----- RECORDS -----
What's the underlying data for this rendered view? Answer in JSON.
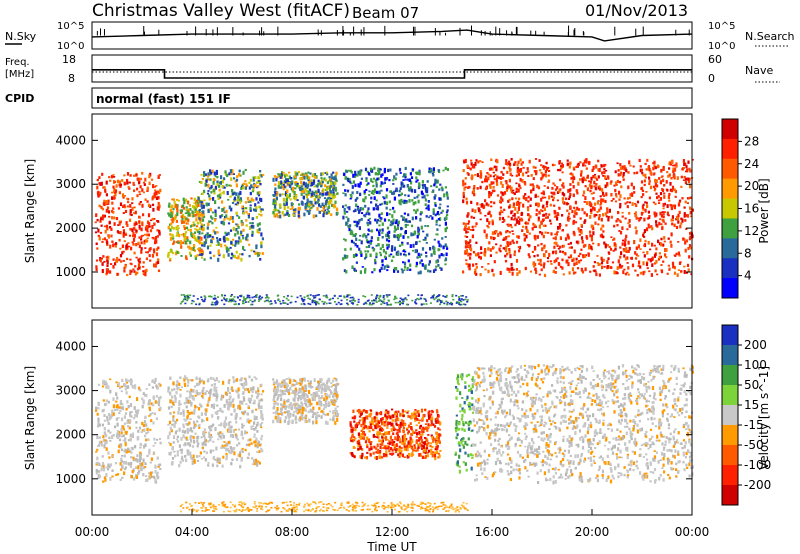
{
  "header": {
    "station": "Christmas Valley West (fitACF)",
    "beam": "Beam 07",
    "date": "01/Nov/2013"
  },
  "noise_panel": {
    "left_label": "N.Sky",
    "right_label": "N.Search",
    "ticks_left": [
      "10^5",
      "10^0"
    ],
    "ticks_right": [
      "10^5",
      "10^0"
    ]
  },
  "freq_panel": {
    "left_label_line1": "Freq.",
    "left_label_line2": "[MHz]",
    "right_label": "Nave",
    "ticks_left": [
      "18",
      "8"
    ],
    "ticks_right": [
      "60",
      "0"
    ]
  },
  "cpid": {
    "label": "CPID",
    "value": "normal (fast) 151 IF"
  },
  "chart_data": [
    {
      "type": "line",
      "panel": "noise",
      "x_range_hours": [
        0,
        24
      ],
      "series": [
        {
          "name": "N.Sky",
          "x": [
            0,
            2,
            4,
            6,
            8,
            10,
            12,
            14,
            15,
            16,
            18,
            20,
            20.5,
            22,
            24
          ],
          "values": [
            0.45,
            0.5,
            0.55,
            0.55,
            0.55,
            0.6,
            0.6,
            0.65,
            0.7,
            0.55,
            0.5,
            0.45,
            0.3,
            0.5,
            0.55
          ]
        }
      ]
    },
    {
      "type": "line",
      "panel": "frequency",
      "x_range_hours": [
        0,
        24
      ],
      "ylim_mhz": [
        8,
        18
      ],
      "series": [
        {
          "name": "Freq",
          "x": [
            0,
            2.9,
            2.9,
            14.9,
            14.9,
            24
          ],
          "values": [
            12.5,
            12.5,
            9.5,
            9.5,
            12.5,
            12.5
          ]
        }
      ]
    },
    {
      "type": "heatmap",
      "title": "Power",
      "xlabel": "Time UT",
      "ylabel": "Slant Range [km]",
      "x_ticks": [
        "00:00",
        "04:00",
        "08:00",
        "12:00",
        "16:00",
        "20:00",
        "00:00"
      ],
      "y_ticks": [
        "1000",
        "2000",
        "3000",
        "4000"
      ],
      "ylim_km": [
        180,
        4600
      ],
      "colorbar": {
        "label": "Power [dB]",
        "ticks": [
          "28",
          "24",
          "20",
          "16",
          "12",
          "8",
          "4"
        ],
        "colors": [
          "#d00000",
          "#ff2000",
          "#ff5a00",
          "#ff9a00",
          "#c8c800",
          "#3fa040",
          "#2a6a9a",
          "#1a30c0",
          "#0000ff"
        ]
      },
      "features": [
        {
          "t": [
            0.1,
            2.7
          ],
          "r": [
            950,
            3300
          ],
          "level": "high"
        },
        {
          "t": [
            3.0,
            4.4
          ],
          "r": [
            1300,
            2700
          ],
          "level": "mixed"
        },
        {
          "t": [
            4.2,
            6.8
          ],
          "r": [
            1300,
            3350
          ],
          "level": "mid"
        },
        {
          "t": [
            7.2,
            9.8
          ],
          "r": [
            2300,
            3300
          ],
          "level": "mid"
        },
        {
          "t": [
            10.0,
            14.2
          ],
          "r": [
            1000,
            3400
          ],
          "level": "low"
        },
        {
          "t": [
            14.8,
            24
          ],
          "r": [
            950,
            3600
          ],
          "level": "high"
        }
      ]
    },
    {
      "type": "heatmap",
      "title": "Velocity",
      "xlabel": "Time UT",
      "ylabel": "Slant Range [km]",
      "x_ticks": [
        "00:00",
        "04:00",
        "08:00",
        "12:00",
        "16:00",
        "20:00",
        "00:00"
      ],
      "y_ticks": [
        "1000",
        "2000",
        "3000",
        "4000"
      ],
      "ylim_km": [
        180,
        4600
      ],
      "colorbar": {
        "label": "Velocity [m s^-1]",
        "ticks": [
          "200",
          "100",
          "50",
          "15",
          "-15",
          "-50",
          "-100",
          "-200"
        ],
        "colors": [
          "#1a30c0",
          "#2a6a9a",
          "#3fa040",
          "#7cd33a",
          "#c8c8c8",
          "#ff9a00",
          "#ff5a00",
          "#ff2000",
          "#d00000"
        ]
      },
      "features": [
        {
          "t": [
            0.1,
            2.7
          ],
          "r": [
            950,
            3300
          ],
          "level": "ground"
        },
        {
          "t": [
            3.0,
            6.8
          ],
          "r": [
            1300,
            3350
          ],
          "level": "ground"
        },
        {
          "t": [
            7.2,
            9.8
          ],
          "r": [
            2300,
            3300
          ],
          "level": "ground"
        },
        {
          "t": [
            10.3,
            13.9
          ],
          "r": [
            1500,
            2600
          ],
          "level": "negative"
        },
        {
          "t": [
            14.5,
            15.2
          ],
          "r": [
            1200,
            3400
          ],
          "level": "positive"
        },
        {
          "t": [
            15.2,
            24
          ],
          "r": [
            950,
            3600
          ],
          "level": "ground"
        }
      ]
    }
  ]
}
-----
» **DIRECTIONS**: Except for the pictures, print the data above exactly.

» **TASK ANSWER**:
What's the underlying data for this rendered view? Answer in JSON.
{
  "header": {
    "station": "Christmas Valley West (fitACF)",
    "beam": "Beam 07",
    "date": "01/Nov/2013"
  },
  "noise_panel": {
    "left_label": "N.Sky",
    "right_label": "N.Search",
    "ticks_left": [
      "10^5",
      "10^0"
    ],
    "ticks_right": [
      "10^5",
      "10^0"
    ]
  },
  "freq_panel": {
    "left_label_line1": "Freq.",
    "left_label_line2": "[MHz]",
    "right_label": "Nave",
    "ticks_left": [
      "18",
      "8"
    ],
    "ticks_right": [
      "60",
      "0"
    ]
  },
  "cpid": {
    "label": "CPID",
    "value": "normal (fast) 151 IF"
  },
  "chart_data": [
    {
      "type": "line",
      "panel": "noise",
      "x_range_hours": [
        0,
        24
      ],
      "series": [
        {
          "name": "N.Sky",
          "x": [
            0,
            2,
            4,
            6,
            8,
            10,
            12,
            14,
            15,
            16,
            18,
            20,
            20.5,
            22,
            24
          ],
          "values": [
            0.45,
            0.5,
            0.55,
            0.55,
            0.55,
            0.6,
            0.6,
            0.65,
            0.7,
            0.55,
            0.5,
            0.45,
            0.3,
            0.5,
            0.55
          ]
        }
      ]
    },
    {
      "type": "line",
      "panel": "frequency",
      "x_range_hours": [
        0,
        24
      ],
      "ylim_mhz": [
        8,
        18
      ],
      "series": [
        {
          "name": "Freq",
          "x": [
            0,
            2.9,
            2.9,
            14.9,
            14.9,
            24
          ],
          "values": [
            12.5,
            12.5,
            9.5,
            9.5,
            12.5,
            12.5
          ]
        }
      ]
    },
    {
      "type": "heatmap",
      "title": "Power",
      "xlabel": "Time UT",
      "ylabel": "Slant Range [km]",
      "x_ticks": [
        "00:00",
        "04:00",
        "08:00",
        "12:00",
        "16:00",
        "20:00",
        "00:00"
      ],
      "y_ticks": [
        "1000",
        "2000",
        "3000",
        "4000"
      ],
      "ylim_km": [
        180,
        4600
      ],
      "colorbar": {
        "label": "Power [dB]",
        "ticks": [
          "28",
          "24",
          "20",
          "16",
          "12",
          "8",
          "4"
        ],
        "colors": [
          "#d00000",
          "#ff2000",
          "#ff5a00",
          "#ff9a00",
          "#c8c800",
          "#3fa040",
          "#2a6a9a",
          "#1a30c0",
          "#0000ff"
        ]
      },
      "features": [
        {
          "t": [
            0.1,
            2.7
          ],
          "r": [
            950,
            3300
          ],
          "level": "high"
        },
        {
          "t": [
            3.0,
            4.4
          ],
          "r": [
            1300,
            2700
          ],
          "level": "mixed"
        },
        {
          "t": [
            4.2,
            6.8
          ],
          "r": [
            1300,
            3350
          ],
          "level": "mid"
        },
        {
          "t": [
            7.2,
            9.8
          ],
          "r": [
            2300,
            3300
          ],
          "level": "mid"
        },
        {
          "t": [
            10.0,
            14.2
          ],
          "r": [
            1000,
            3400
          ],
          "level": "low"
        },
        {
          "t": [
            14.8,
            24
          ],
          "r": [
            950,
            3600
          ],
          "level": "high"
        }
      ]
    },
    {
      "type": "heatmap",
      "title": "Velocity",
      "xlabel": "Time UT",
      "ylabel": "Slant Range [km]",
      "x_ticks": [
        "00:00",
        "04:00",
        "08:00",
        "12:00",
        "16:00",
        "20:00",
        "00:00"
      ],
      "y_ticks": [
        "1000",
        "2000",
        "3000",
        "4000"
      ],
      "ylim_km": [
        180,
        4600
      ],
      "colorbar": {
        "label": "Velocity [m s^-1]",
        "ticks": [
          "200",
          "100",
          "50",
          "15",
          "-15",
          "-50",
          "-100",
          "-200"
        ],
        "colors": [
          "#1a30c0",
          "#2a6a9a",
          "#3fa040",
          "#7cd33a",
          "#c8c8c8",
          "#ff9a00",
          "#ff5a00",
          "#ff2000",
          "#d00000"
        ]
      },
      "features": [
        {
          "t": [
            0.1,
            2.7
          ],
          "r": [
            950,
            3300
          ],
          "level": "ground"
        },
        {
          "t": [
            3.0,
            6.8
          ],
          "r": [
            1300,
            3350
          ],
          "level": "ground"
        },
        {
          "t": [
            7.2,
            9.8
          ],
          "r": [
            2300,
            3300
          ],
          "level": "ground"
        },
        {
          "t": [
            10.3,
            13.9
          ],
          "r": [
            1500,
            2600
          ],
          "level": "negative"
        },
        {
          "t": [
            14.5,
            15.2
          ],
          "r": [
            1200,
            3400
          ],
          "level": "positive"
        },
        {
          "t": [
            15.2,
            24
          ],
          "r": [
            950,
            3600
          ],
          "level": "ground"
        }
      ]
    }
  ]
}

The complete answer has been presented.